▶ _Records that describe figures_
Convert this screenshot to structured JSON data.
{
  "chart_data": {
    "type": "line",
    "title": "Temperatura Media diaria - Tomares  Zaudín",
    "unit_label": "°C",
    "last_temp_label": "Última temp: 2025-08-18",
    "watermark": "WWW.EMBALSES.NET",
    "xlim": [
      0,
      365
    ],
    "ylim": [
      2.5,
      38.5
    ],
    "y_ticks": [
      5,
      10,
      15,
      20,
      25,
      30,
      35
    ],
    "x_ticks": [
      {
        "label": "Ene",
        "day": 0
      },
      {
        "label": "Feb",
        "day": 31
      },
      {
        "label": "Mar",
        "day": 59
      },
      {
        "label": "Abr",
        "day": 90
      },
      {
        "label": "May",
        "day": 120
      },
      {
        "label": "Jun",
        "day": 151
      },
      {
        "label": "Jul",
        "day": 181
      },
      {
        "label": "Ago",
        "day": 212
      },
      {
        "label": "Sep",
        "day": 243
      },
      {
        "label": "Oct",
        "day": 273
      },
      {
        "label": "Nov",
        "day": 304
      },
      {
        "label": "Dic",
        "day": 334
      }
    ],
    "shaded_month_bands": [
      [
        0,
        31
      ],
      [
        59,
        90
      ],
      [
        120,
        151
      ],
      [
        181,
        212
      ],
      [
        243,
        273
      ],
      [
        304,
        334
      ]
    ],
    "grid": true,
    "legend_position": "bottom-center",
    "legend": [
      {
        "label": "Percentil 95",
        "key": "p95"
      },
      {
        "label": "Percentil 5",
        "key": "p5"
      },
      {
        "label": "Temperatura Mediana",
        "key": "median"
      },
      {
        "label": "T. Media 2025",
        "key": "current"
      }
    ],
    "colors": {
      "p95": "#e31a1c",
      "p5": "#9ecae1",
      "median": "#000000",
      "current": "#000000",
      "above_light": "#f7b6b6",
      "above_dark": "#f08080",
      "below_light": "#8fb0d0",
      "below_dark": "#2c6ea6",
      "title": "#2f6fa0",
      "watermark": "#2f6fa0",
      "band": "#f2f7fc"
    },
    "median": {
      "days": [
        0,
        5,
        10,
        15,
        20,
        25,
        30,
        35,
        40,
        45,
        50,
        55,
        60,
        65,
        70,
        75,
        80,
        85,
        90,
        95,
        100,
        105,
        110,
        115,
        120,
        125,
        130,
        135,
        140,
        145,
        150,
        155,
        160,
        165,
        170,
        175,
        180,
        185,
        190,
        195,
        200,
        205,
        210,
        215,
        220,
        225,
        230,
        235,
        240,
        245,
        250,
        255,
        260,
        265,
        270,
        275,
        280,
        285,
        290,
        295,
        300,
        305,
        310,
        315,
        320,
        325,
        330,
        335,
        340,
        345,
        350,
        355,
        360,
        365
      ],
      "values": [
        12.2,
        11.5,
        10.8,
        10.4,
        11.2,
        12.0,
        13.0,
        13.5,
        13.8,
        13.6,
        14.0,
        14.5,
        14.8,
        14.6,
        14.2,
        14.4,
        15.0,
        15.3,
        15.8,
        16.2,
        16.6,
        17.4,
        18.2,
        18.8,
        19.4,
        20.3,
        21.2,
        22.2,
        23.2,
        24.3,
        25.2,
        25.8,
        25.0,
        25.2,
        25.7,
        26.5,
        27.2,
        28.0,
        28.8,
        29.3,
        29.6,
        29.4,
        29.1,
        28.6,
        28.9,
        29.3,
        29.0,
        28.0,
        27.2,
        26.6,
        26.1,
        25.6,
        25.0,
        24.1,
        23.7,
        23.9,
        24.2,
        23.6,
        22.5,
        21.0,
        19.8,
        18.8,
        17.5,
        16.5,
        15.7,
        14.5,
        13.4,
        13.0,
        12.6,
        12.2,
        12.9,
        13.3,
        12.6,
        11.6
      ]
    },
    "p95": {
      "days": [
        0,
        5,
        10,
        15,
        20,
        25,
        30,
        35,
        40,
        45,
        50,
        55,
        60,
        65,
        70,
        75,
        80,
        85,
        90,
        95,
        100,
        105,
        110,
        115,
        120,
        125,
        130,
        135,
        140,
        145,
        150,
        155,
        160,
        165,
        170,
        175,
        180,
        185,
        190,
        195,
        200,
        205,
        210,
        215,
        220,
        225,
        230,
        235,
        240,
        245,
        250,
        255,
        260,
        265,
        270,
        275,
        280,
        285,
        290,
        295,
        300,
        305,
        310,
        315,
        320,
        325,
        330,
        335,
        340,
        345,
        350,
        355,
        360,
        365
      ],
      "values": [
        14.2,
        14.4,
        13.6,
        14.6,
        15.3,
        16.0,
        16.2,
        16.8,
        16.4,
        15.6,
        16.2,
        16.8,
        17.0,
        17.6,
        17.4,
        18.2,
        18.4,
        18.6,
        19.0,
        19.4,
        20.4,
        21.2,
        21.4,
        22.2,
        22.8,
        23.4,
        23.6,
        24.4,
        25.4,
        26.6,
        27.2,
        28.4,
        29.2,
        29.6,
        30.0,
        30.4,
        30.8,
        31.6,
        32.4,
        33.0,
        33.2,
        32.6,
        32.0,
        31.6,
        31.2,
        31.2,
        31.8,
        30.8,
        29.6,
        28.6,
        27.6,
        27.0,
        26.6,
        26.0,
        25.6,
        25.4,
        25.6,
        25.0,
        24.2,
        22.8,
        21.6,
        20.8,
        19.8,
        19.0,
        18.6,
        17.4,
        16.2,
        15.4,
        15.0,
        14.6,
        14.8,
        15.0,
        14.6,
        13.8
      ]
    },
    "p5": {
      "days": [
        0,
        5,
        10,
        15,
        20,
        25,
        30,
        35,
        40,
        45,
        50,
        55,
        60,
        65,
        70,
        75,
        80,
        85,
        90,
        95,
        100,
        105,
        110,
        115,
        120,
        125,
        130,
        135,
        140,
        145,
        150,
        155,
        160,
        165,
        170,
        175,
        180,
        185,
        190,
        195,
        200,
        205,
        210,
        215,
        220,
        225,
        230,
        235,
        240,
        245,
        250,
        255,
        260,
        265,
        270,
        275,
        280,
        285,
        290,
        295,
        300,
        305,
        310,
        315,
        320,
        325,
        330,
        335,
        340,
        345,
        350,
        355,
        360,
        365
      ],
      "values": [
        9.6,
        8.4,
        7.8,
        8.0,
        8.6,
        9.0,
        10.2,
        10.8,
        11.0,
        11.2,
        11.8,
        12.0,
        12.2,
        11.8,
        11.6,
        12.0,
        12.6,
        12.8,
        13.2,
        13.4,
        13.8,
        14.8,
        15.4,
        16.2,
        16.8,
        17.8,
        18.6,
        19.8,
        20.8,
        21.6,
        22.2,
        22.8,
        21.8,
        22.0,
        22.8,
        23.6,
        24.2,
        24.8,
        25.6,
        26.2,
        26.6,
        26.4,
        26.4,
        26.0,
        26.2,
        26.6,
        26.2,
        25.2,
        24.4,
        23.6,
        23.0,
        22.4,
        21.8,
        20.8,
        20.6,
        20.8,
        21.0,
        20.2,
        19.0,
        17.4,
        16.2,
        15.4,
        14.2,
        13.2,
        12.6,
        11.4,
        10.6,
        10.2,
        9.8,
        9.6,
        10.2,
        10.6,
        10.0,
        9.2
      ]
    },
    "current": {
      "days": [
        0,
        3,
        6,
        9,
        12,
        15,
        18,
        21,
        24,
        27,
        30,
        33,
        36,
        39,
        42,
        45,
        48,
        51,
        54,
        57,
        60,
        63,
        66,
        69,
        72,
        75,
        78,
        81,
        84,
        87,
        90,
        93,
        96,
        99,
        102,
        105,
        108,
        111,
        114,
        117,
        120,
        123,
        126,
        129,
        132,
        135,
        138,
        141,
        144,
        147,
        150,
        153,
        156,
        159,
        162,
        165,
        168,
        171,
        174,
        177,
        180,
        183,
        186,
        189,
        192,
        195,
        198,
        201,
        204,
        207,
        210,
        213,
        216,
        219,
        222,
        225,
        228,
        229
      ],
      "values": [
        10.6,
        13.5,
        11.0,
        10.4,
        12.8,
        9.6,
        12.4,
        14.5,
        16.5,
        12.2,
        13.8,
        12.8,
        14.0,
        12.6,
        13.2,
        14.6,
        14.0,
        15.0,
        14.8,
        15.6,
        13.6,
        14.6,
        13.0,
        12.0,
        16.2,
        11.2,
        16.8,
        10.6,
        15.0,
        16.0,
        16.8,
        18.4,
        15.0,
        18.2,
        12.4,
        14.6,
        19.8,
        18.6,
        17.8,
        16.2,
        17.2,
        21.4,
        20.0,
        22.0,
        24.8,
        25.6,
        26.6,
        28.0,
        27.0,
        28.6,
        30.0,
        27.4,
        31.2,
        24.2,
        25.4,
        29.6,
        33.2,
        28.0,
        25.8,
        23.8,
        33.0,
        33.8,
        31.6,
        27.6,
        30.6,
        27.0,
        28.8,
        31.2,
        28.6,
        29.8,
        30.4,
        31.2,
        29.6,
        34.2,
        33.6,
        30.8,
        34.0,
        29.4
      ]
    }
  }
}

▶ _What the task requires_
Select from the material above each line in which the string "watermark" appears, and list those lines.

▶ _Complete output_
    "watermark": "WWW.EMBALSES.NET",
      "watermark": "#2f6fa0",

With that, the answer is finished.